Extracted material:
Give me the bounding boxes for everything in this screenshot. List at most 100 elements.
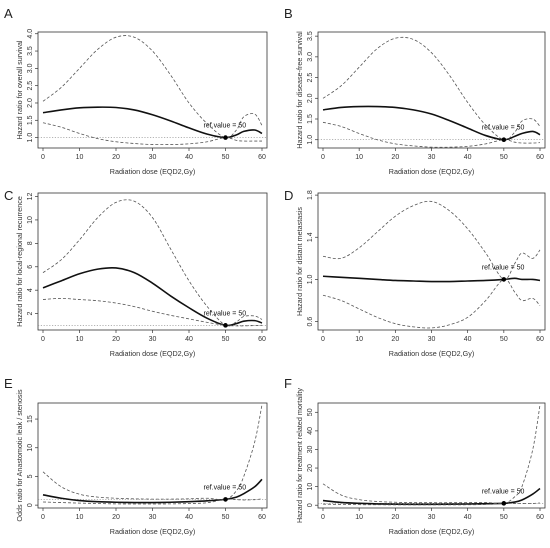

==

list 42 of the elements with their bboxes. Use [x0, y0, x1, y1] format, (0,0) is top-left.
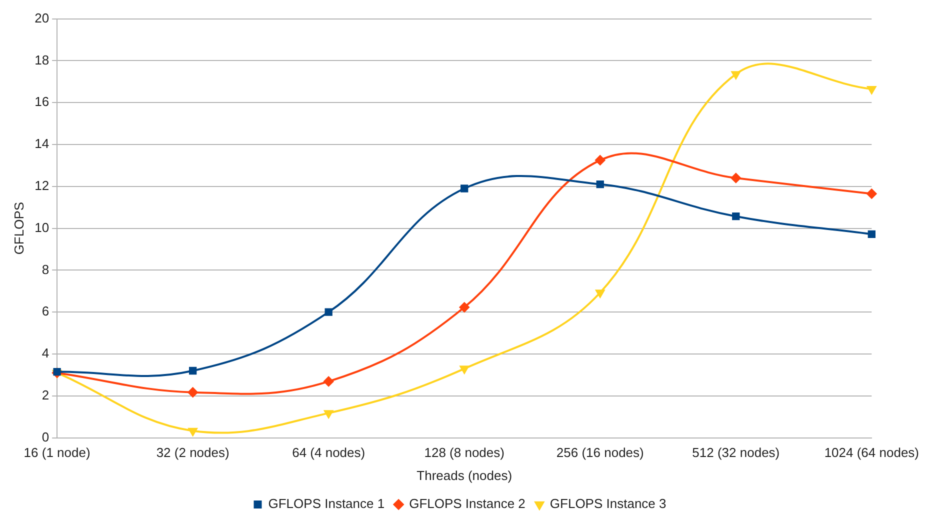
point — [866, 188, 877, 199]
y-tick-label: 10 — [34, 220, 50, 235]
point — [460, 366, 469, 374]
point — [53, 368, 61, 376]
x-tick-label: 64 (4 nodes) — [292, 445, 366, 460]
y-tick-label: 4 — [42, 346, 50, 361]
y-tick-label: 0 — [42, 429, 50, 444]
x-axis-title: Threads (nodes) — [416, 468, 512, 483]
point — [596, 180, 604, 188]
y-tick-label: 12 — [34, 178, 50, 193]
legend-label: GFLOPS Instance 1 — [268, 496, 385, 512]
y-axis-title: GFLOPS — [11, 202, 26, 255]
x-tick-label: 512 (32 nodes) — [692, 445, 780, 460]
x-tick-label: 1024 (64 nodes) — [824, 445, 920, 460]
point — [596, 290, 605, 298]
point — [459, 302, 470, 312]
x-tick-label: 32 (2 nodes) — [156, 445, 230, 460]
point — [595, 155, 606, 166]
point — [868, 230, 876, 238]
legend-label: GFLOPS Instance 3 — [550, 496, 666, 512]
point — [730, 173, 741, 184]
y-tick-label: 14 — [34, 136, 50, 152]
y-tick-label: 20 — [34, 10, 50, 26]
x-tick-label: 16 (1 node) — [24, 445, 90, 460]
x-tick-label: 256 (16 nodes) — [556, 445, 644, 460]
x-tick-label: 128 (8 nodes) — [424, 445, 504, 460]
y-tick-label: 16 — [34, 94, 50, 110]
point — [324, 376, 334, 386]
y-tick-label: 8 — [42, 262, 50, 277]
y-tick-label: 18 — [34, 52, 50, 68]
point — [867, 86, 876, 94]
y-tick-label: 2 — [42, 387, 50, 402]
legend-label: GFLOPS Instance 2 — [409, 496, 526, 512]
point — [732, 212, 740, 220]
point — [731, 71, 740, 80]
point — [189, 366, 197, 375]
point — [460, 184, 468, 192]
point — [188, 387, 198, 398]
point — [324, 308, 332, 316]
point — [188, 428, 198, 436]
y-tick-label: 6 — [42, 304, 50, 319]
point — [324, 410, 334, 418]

Exercise goal: Format the entries from the line containing "list 42 of the" through the line containing "y-tick-label: 12 — [34, 178, 50, 193]", ends included, as a two-column CSV with columns instruction and output. Give one row per request, with its text and its answer each in a single quoted field, line breaks turned into spaces and pictures omitted.

Output of the exercise:
instruction,output
"list 42 of the elements with their bboxes. Use [x0, y0, x1, y1] format, (0,0) is top-left.","point — [866, 188, 877, 199] y-tick-label: 10 — [34, 220, 50, 235] point — [460, 366, 469, 374] point — [53, 368, 61, 376] x-tick-label: 64 (4 nodes) — [292, 445, 366, 460] y-tick-label: 4 — [42, 346, 50, 361] y-tick-label: 0 — [42, 429, 50, 444] x-axis-title: Threads (nodes) — [416, 468, 512, 483] point — [596, 180, 604, 188] y-tick-label: 12 — [34, 178, 50, 193]"